Выбранный отрывок:

○ ○ ○

Подмосковный санаторий, где Коллонтай медленно приходила в себя после очередной почечной атаки, отрезал ее на время от активной работы, но зато позволил сосредоточиться на дневнике: лучшего собеседника у нее не было — ни теперь, ни потом. Так появилась запись, отражающая ее душевное состояние в те дни.
«[…] почти уверена, что у Павла кто-то есть на стороне, женщина, может быть, не одна. Что это нечто мимолетное, что это на почве физиологии и невольного мужского стремления покорить — в этом я уже убеждена. И все это неизбежно и естественно […]. Я вечно занята. Работа, семейные заботы о Мише, Марусе [то есть о Марии Коллонтай, второй жене ее мужа]. В доме толчея, телефон, меня нет дома, а когда я дома, я озабоченная. А он молод, ищет радости, смеха, чего-то яркого. Наконец просто «переживаний».
Все понимаю! И никогда его не спрашиваю, не подтруниваю. Когда одна из них (их несколько, голоса разные и способ осведомления по телефону о нем разный) просит позвать товарища Дыбенко и нарывается на меня, мне вдруг делается неприятно. Безотчетно, стихийно неприятно. И особенно когда они явно подыскивают, как себя назвать. «Скажите, спрашивает сестра Петрова» или «Это говорит — секундное замешательство, пауза — это говорят из партячейки академии». — «Товарища Дыбенко нет», — кладу трубку, а сердце почему-то бьется. И в ушах что-то стучит. И горько, и обидно. Зачем эти псевдонимы? […] Значит, с ним уславливались? Это чтобы я не узнала? […] Самое обидное — этот сговор против меня. Павел! Павел! Почему не сказать прямо? […] Нет, хуже, больнее будет. Лучше не знать подробностей.

○ ○ ○

Задания к упражнению:
**a.** Где, согласно отрывку, Коллонтай приходила в себя после очередной почечной атаки?
**b.** Пожалуйста, переведите на английский предложение из отрывка: «Самое обидное — этот сговор против меня».
Данные ниже — отдельный материал.

Извлечённые данные:
○ ○ ○

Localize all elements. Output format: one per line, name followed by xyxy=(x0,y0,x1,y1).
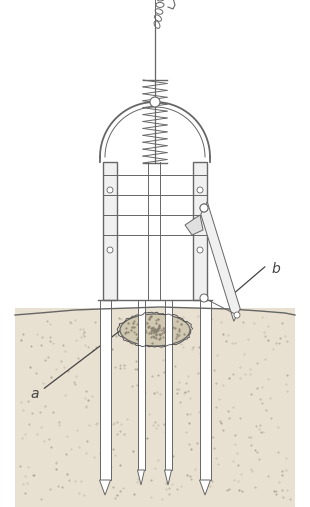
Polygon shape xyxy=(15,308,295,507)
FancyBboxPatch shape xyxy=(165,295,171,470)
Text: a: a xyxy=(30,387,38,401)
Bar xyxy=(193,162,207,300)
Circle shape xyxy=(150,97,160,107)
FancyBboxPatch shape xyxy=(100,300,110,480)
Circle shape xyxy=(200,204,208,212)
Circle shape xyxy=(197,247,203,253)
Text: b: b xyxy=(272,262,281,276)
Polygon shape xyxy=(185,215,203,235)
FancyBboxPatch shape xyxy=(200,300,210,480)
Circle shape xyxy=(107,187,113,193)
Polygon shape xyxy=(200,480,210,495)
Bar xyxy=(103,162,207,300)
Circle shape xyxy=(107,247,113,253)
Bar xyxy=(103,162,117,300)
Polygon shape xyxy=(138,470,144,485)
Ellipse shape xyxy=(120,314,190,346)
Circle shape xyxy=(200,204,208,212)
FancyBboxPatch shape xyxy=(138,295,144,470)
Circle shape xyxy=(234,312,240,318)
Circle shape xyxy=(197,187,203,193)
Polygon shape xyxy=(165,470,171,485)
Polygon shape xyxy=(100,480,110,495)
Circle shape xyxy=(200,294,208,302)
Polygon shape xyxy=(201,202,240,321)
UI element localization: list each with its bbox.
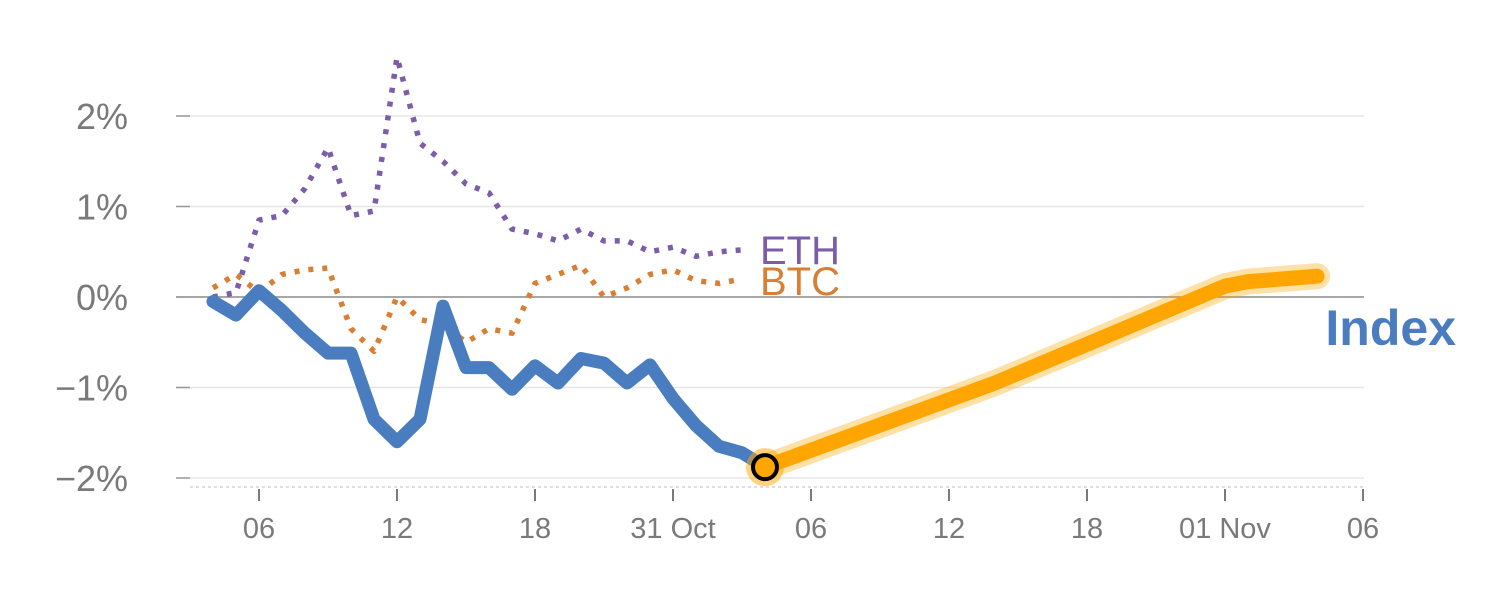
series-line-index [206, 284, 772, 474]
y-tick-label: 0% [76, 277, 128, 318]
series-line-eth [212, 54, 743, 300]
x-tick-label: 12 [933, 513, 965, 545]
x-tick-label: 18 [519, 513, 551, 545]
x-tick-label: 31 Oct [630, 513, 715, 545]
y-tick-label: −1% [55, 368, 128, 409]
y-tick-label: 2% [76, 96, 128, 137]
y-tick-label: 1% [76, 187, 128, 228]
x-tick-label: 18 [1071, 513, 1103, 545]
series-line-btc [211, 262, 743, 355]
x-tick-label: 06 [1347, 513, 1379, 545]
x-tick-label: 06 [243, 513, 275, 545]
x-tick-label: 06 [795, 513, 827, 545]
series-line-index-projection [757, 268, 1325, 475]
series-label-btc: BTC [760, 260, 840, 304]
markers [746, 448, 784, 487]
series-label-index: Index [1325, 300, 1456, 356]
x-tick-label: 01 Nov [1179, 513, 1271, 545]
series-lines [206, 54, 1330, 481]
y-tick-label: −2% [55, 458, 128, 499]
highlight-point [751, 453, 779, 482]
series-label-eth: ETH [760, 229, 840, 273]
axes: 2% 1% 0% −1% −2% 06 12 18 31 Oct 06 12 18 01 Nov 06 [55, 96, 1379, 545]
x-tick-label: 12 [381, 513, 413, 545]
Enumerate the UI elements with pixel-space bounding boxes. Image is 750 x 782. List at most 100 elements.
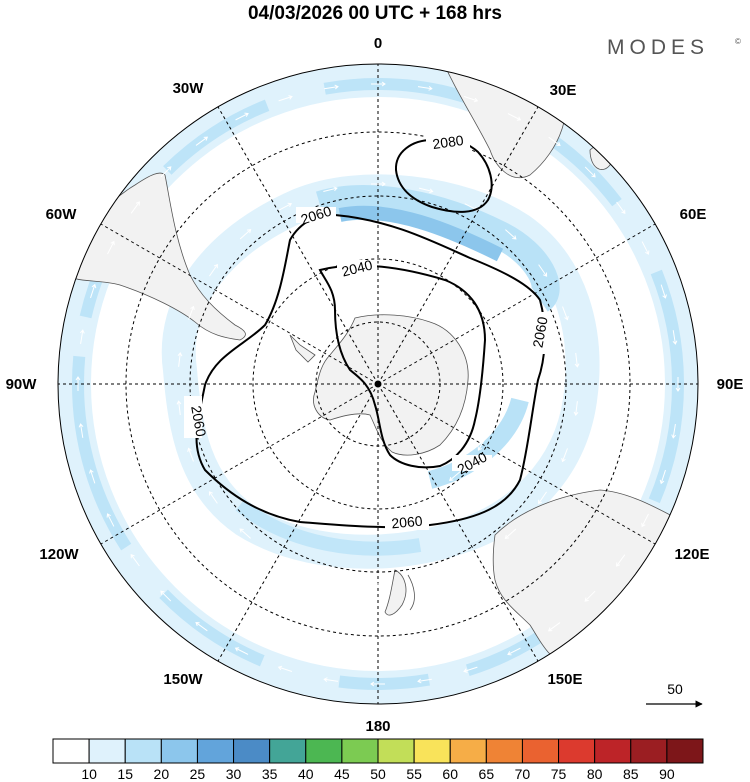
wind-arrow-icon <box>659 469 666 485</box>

○ ○ ○

Результаты:
**a.** В подмосковном санатории.

**b.** The most hurtful thing is this conspiracy against me.